----- Task input

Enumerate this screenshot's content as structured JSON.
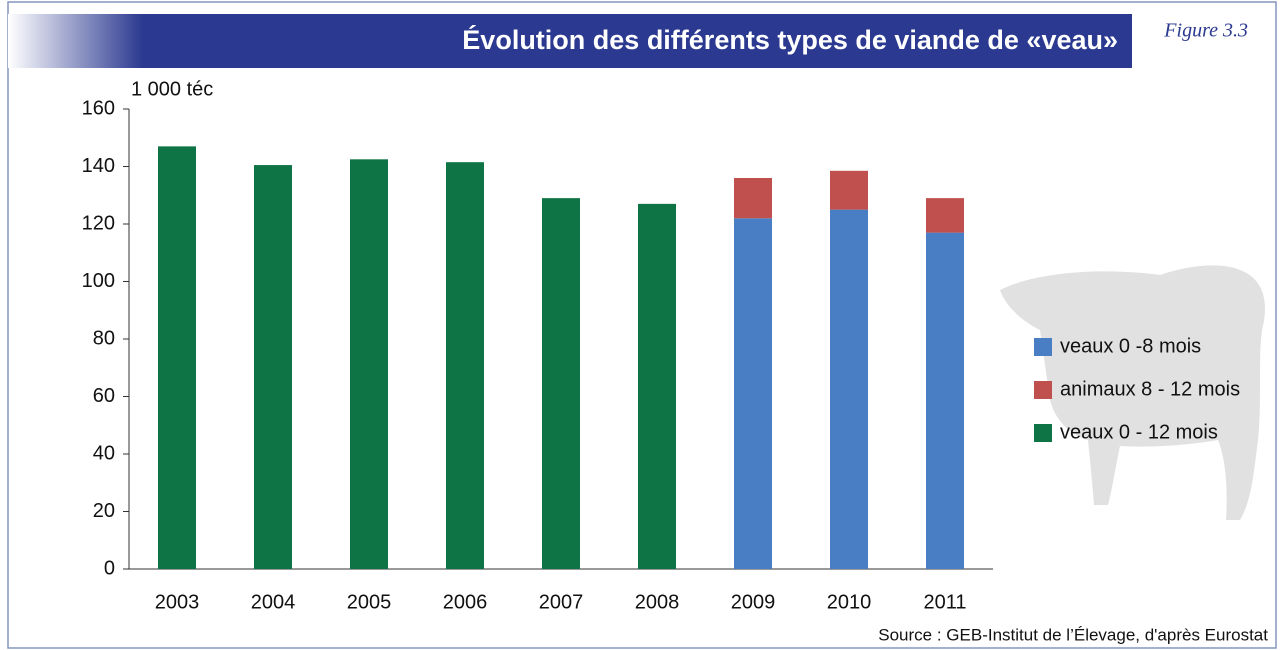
{
  "chart_data": {
    "type": "stacked_bar",
    "title": "Évolution des différents types de viande de «veau»",
    "figure_label": "Figure 3.3",
    "y_axis_label": "1 000 téc",
    "source": "Source : GEB-Institut de l’Élevage, d'après Eurostat",
    "categories": [
      "2003",
      "2004",
      "2005",
      "2006",
      "2007",
      "2008",
      "2009",
      "2010",
      "2011"
    ],
    "series": [
      {
        "name": "veaux 0 -8 mois",
        "color": "#4a7ec4",
        "values": [
          null,
          null,
          null,
          null,
          null,
          null,
          122,
          125,
          117
        ]
      },
      {
        "name": "animaux 8 - 12 mois",
        "color": "#c0504d",
        "values": [
          null,
          null,
          null,
          null,
          null,
          null,
          14,
          13.5,
          12
        ]
      },
      {
        "name": "veaux 0 - 12 mois",
        "color": "#0f7445",
        "values": [
          147,
          140.5,
          142.5,
          141.5,
          129,
          127,
          null,
          null,
          null
        ]
      }
    ],
    "ylim": [
      0,
      160
    ],
    "yticks": [
      0,
      20,
      40,
      60,
      80,
      100,
      120,
      140,
      160
    ],
    "legend": "right"
  }
}
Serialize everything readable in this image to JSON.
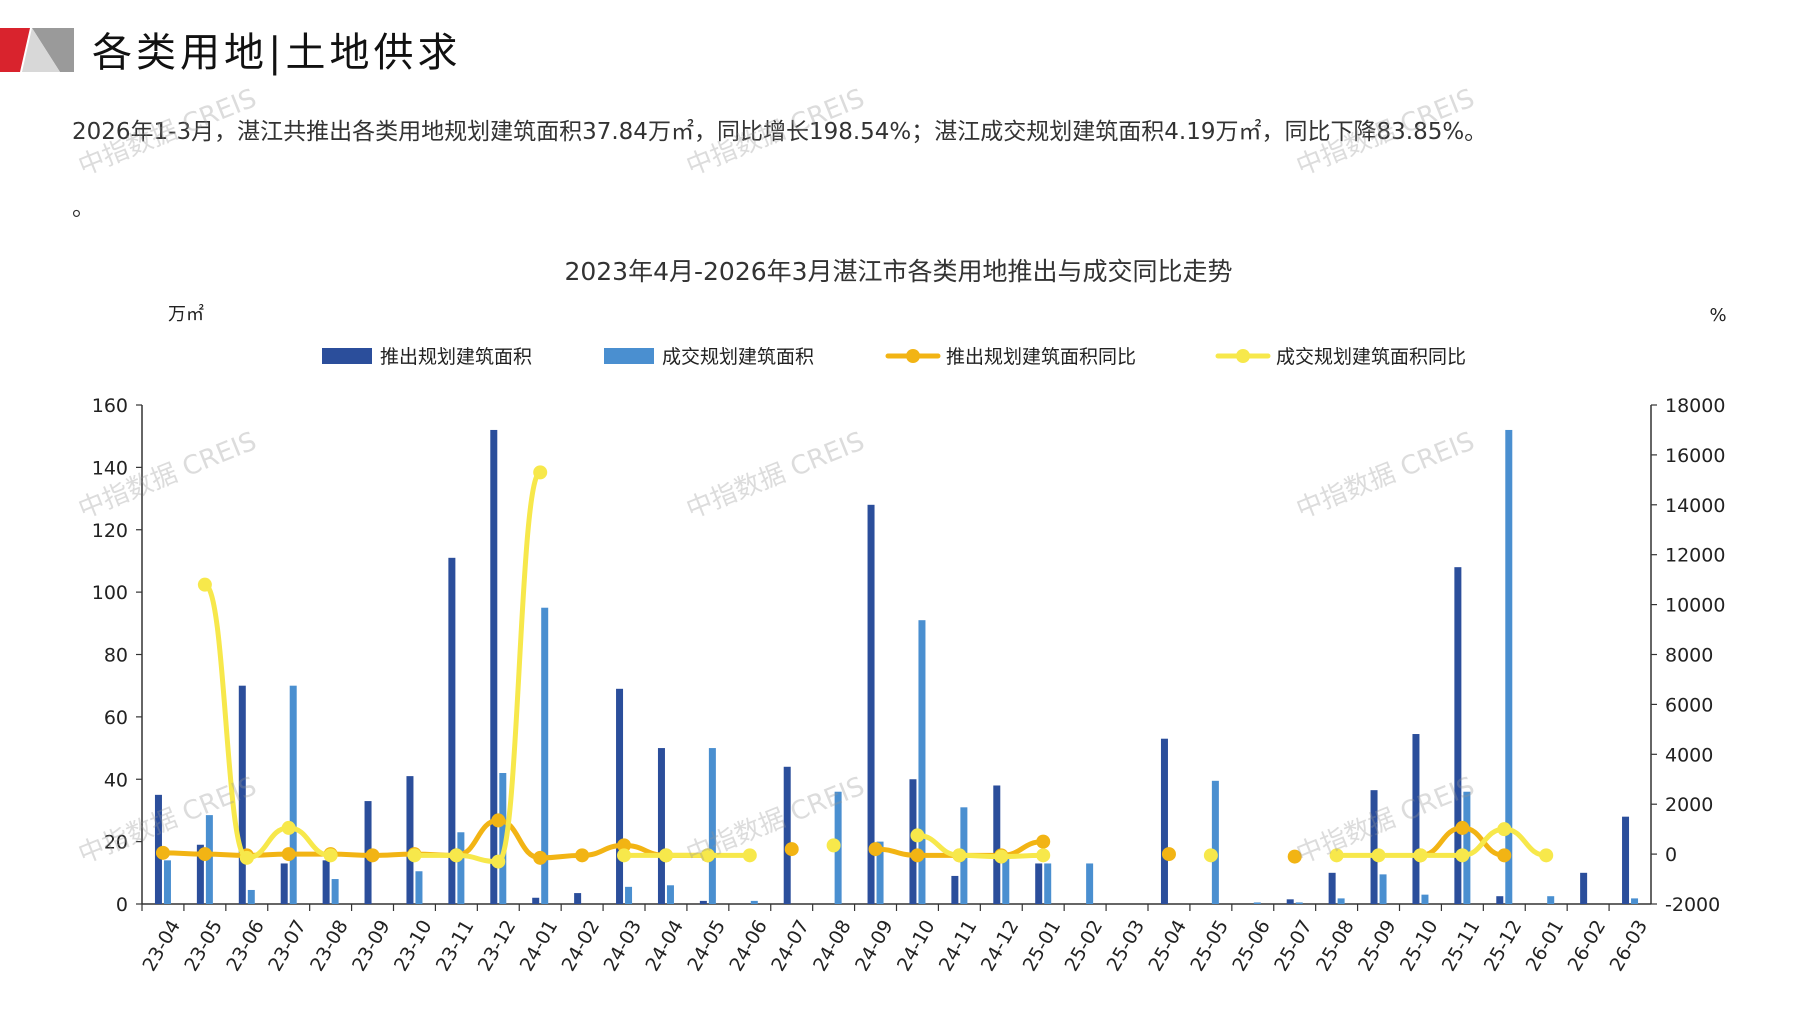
{
  "page": {
    "title": "各类用地|土地供求",
    "summary": "2026年1-3月，湛江共推出各类用地规划建筑面积37.84万㎡，同比增长198.54%；湛江成交规划建筑面积4.19万㎡，同比下降83.85%。",
    "summary_tail": "。",
    "watermark": "中指数据 CREIS"
  },
  "colors": {
    "supply_bar": "#2b4e9b",
    "deal_bar": "#4a8fd0",
    "supply_yoy": "#f2b414",
    "deal_yoy": "#f7e84b",
    "axis": "#333333",
    "logo_red": "#d9232d",
    "logo_gray": "#9a9a9a"
  },
  "chart_data": {
    "type": "bar",
    "title": "2023年4月-2026年3月湛江市各类用地推出与成交同比走势",
    "ylabel_left": "万㎡",
    "ylabel_right": "%",
    "ylim_left": [
      0,
      160
    ],
    "yticks_left": [
      0,
      20,
      40,
      60,
      80,
      100,
      120,
      140,
      160
    ],
    "ylim_right": [
      -2000,
      18000
    ],
    "yticks_right": [
      -2000,
      0,
      2000,
      4000,
      6000,
      8000,
      10000,
      12000,
      14000,
      16000,
      18000
    ],
    "legend_position": "top-center",
    "categories": [
      "23-04",
      "23-05",
      "23-06",
      "23-07",
      "23-08",
      "23-09",
      "23-10",
      "23-11",
      "23-12",
      "24-01",
      "24-02",
      "24-03",
      "24-04",
      "24-05",
      "24-06",
      "24-07",
      "24-08",
      "24-09",
      "24-10",
      "24-11",
      "24-12",
      "25-01",
      "25-02",
      "25-03",
      "25-04",
      "25-05",
      "25-06",
      "25-07",
      "25-08",
      "25-09",
      "25-10",
      "25-11",
      "25-12",
      "26-01",
      "26-02",
      "26-03"
    ],
    "series": [
      {
        "name": "推出规划建筑面积",
        "kind": "bar",
        "axis": "left",
        "values": [
          35,
          19,
          70,
          13,
          14,
          33,
          41,
          111,
          152,
          2,
          3.5,
          69,
          50,
          1,
          0,
          44,
          0,
          128,
          40,
          9,
          38,
          13,
          0,
          0,
          53,
          0,
          0,
          1.5,
          10,
          36.5,
          54.5,
          108,
          2.5,
          0,
          10,
          28
        ]
      },
      {
        "name": "成交规划建筑面积",
        "kind": "bar",
        "axis": "left",
        "values": [
          14,
          28.5,
          4.5,
          70,
          8,
          0,
          10.5,
          23,
          42,
          95,
          0,
          5.5,
          6,
          50,
          1,
          0,
          36,
          20,
          91,
          31,
          15,
          13,
          13,
          0,
          0,
          39.5,
          0.5,
          0.5,
          1.8,
          9.5,
          3,
          36,
          152,
          2.5,
          0,
          1.8
        ]
      },
      {
        "name": "推出规划建筑面积同比",
        "kind": "line",
        "axis": "right",
        "values": [
          50,
          0,
          -50,
          0,
          0,
          -50,
          0,
          -50,
          1350,
          -150,
          -50,
          350,
          -50,
          -50,
          null,
          200,
          null,
          200,
          -50,
          -50,
          -50,
          500,
          null,
          null,
          0,
          null,
          null,
          -100,
          null,
          null,
          -50,
          1050,
          -50,
          null,
          null,
          null
        ]
      },
      {
        "name": "成交规划建筑面积同比",
        "kind": "line",
        "axis": "right",
        "values": [
          null,
          10800,
          -150,
          1050,
          -50,
          null,
          -50,
          -50,
          -300,
          15300,
          null,
          -50,
          -50,
          -50,
          -50,
          null,
          350,
          null,
          750,
          -50,
          -100,
          -50,
          null,
          null,
          null,
          -50,
          null,
          null,
          -50,
          -50,
          -50,
          -50,
          1000,
          -50,
          null,
          null
        ]
      }
    ]
  }
}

----------

Given instruction:
The records above must be echoed exactly, minus their pictures.

Written response:
Enumerate this screenshot's content as structured JSON.
{
  "chart_data": {
    "type": "stacked_bar",
    "title": "Évolution des différents types de viande de «veau»",
    "figure_label": "Figure 3.3",
    "y_axis_label": "1 000 téc",
    "source": "Source : GEB-Institut de l’Élevage, d'après Eurostat",
    "categories": [
      "2003",
      "2004",
      "2005",
      "2006",
      "2007",
      "2008",
      "2009",
      "2010",
      "2011"
    ],
    "series": [
      {
        "name": "veaux 0 -8 mois",
        "color": "#4a7ec4",
        "values": [
          null,
          null,
          null,
          null,
          null,
          null,
          122,
          125,
          117
        ]
      },
      {
        "name": "animaux 8 - 12 mois",
        "color": "#c0504d",
        "values": [
          null,
          null,
          null,
          null,
          null,
          null,
          14,
          13.5,
          12
        ]
      },
      {
        "name": "veaux 0 - 12 mois",
        "color": "#0f7445",
        "values": [
          147,
          140.5,
          142.5,
          141.5,
          129,
          127,
          null,
          null,
          null
        ]
      }
    ],
    "ylim": [
      0,
      160
    ],
    "yticks": [
      0,
      20,
      40,
      60,
      80,
      100,
      120,
      140,
      160
    ],
    "legend": "right"
  }
}
Serialize everything readable in this image to JSON.
{
  "page": {
    "title": "各类用地|土地供求",
    "summary": "2026年1-3月，湛江共推出各类用地规划建筑面积37.84万㎡，同比增长198.54%；湛江成交规划建筑面积4.19万㎡，同比下降83.85%。",
    "summary_tail": "。",
    "watermark": "中指数据 CREIS"
  },
  "colors": {
    "supply_bar": "#2b4e9b",
    "deal_bar": "#4a8fd0",
    "supply_yoy": "#f2b414",
    "deal_yoy": "#f7e84b",
    "axis": "#333333",
    "logo_red": "#d9232d",
    "logo_gray": "#9a9a9a"
  },
  "chart_data": {
    "type": "bar",
    "title": "2023年4月-2026年3月湛江市各类用地推出与成交同比走势",
    "ylabel_left": "万㎡",
    "ylabel_right": "%",
    "ylim_left": [
      0,
      160
    ],
    "yticks_left": [
      0,
      20,
      40,
      60,
      80,
      100,
      120,
      140,
      160
    ],
    "ylim_right": [
      -2000,
      18000
    ],
    "yticks_right": [
      -2000,
      0,
      2000,
      4000,
      6000,
      8000,
      10000,
      12000,
      14000,
      16000,
      18000
    ],
    "legend_position": "top-center",
    "categories": [
      "23-04",
      "23-05",
      "23-06",
      "23-07",
      "23-08",
      "23-09",
      "23-10",
      "23-11",
      "23-12",
      "24-01",
      "24-02",
      "24-03",
      "24-04",
      "24-05",
      "24-06",
      "24-07",
      "24-08",
      "24-09",
      "24-10",
      "24-11",
      "24-12",
      "25-01",
      "25-02",
      "25-03",
      "25-04",
      "25-05",
      "25-06",
      "25-07",
      "25-08",
      "25-09",
      "25-10",
      "25-11",
      "25-12",
      "26-01",
      "26-02",
      "26-03"
    ],
    "series": [
      {
        "name": "推出规划建筑面积",
        "kind": "bar",
        "axis": "left",
        "values": [
          35,
          19,
          70,
          13,
          14,
          33,
          41,
          111,
          152,
          2,
          3.5,
          69,
          50,
          1,
          0,
          44,
          0,
          128,
          40,
          9,
          38,
          13,
          0,
          0,
          53,
          0,
          0,
          1.5,
          10,
          36.5,
          54.5,
          108,
          2.5,
          0,
          10,
          28
        ]
      },
      {
        "name": "成交规划建筑面积",
        "kind": "bar",
        "axis": "left",
        "values": [
          14,
          28.5,
          4.5,
          70,
          8,
          0,
          10.5,
          23,
          42,
          95,
          0,
          5.5,
          6,
          50,
          1,
          0,
          36,
          20,
          91,
          31,
          15,
          13,
          13,
          0,
          0,
          39.5,
          0.5,
          0.5,
          1.8,
          9.5,
          3,
          36,
          152,
          2.5,
          0,
          1.8
        ]
      },
      {
        "name": "推出规划建筑面积同比",
        "kind": "line",
        "axis": "right",
        "values": [
          50,
          0,
          -50,
          0,
          0,
          -50,
          0,
          -50,
          1350,
          -150,
          -50,
          350,
          -50,
          -50,
          null,
          200,
          null,
          200,
          -50,
          -50,
          -50,
          500,
          null,
          null,
          0,
          null,
          null,
          -100,
          null,
          null,
          -50,
          1050,
          -50,
          null,
          null,
          null
        ]
      },
      {
        "name": "成交规划建筑面积同比",
        "kind": "line",
        "axis": "right",
        "values": [
          null,
          10800,
          -150,
          1050,
          -50,
          null,
          -50,
          -50,
          -300,
          15300,
          null,
          -50,
          -50,
          -50,
          -50,
          null,
          350,
          null,
          750,
          -50,
          -100,
          -50,
          null,
          null,
          null,
          -50,
          null,
          null,
          -50,
          -50,
          -50,
          -50,
          1000,
          -50,
          null,
          null
        ]
      }
    ]
  }
}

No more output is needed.